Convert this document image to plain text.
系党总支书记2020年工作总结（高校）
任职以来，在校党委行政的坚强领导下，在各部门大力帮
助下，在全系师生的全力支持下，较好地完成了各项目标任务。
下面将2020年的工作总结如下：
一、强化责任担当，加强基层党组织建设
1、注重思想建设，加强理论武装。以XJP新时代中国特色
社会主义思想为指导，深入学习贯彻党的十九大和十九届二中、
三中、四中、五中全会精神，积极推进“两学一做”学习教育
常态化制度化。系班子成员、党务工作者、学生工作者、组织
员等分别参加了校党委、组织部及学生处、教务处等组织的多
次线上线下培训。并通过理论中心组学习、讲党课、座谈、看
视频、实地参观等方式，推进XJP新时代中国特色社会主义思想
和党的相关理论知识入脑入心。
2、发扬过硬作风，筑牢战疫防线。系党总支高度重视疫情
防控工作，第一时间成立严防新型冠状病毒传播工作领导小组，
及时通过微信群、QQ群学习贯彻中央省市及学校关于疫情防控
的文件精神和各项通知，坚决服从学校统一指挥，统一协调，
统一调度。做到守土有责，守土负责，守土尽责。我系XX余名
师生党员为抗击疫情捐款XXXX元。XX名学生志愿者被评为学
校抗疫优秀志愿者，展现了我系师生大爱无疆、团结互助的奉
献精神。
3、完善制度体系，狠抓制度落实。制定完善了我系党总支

• _TO DO_:
Word for word, quote all of the data above.

• _TASK OUTPUT_:
Convert this document image to plain text.
系党总支书记2020年工作总结（高校）
任职以来，在校党委行政的坚强领导下，在各部门大力帮
助下，在全系师生的全力支持下，较好地完成了各项目标任务。
下面将2020年的工作总结如下：
一、强化责任担当，加强基层党组织建设
1、注重思想建设，加强理论武装。以XJP新时代中国特色
社会主义思想为指导，深入学习贯彻党的十九大和十九届二中、
三中、四中、五中全会精神，积极推进“两学一做”学习教育
常态化制度化。系班子成员、党务工作者、学生工作者、组织
员等分别参加了校党委、组织部及学生处、教务处等组织的多
次线上线下培训。并通过理论中心组学习、讲党课、座谈、看
视频、实地参观等方式，推进XJP新时代中国特色社会主义思想
和党的相关理论知识入脑入心。
2、发扬过硬作风，筑牢战疫防线。系党总支高度重视疫情
防控工作，第一时间成立严防新型冠状病毒传播工作领导小组，
及时通过微信群、QQ群学习贯彻中央省市及学校关于疫情防控
的文件精神和各项通知，坚决服从学校统一指挥，统一协调，
统一调度。做到守土有责，守土负责，守土尽责。我系XX余名
师生党员为抗击疫情捐款XXXX元。XX名学生志愿者被评为学
校抗疫优秀志愿者，展现了我系师生大爱无疆、团结互助的奉
献精神。
3、完善制度体系，狠抓制度落实。制定完善了我系党总支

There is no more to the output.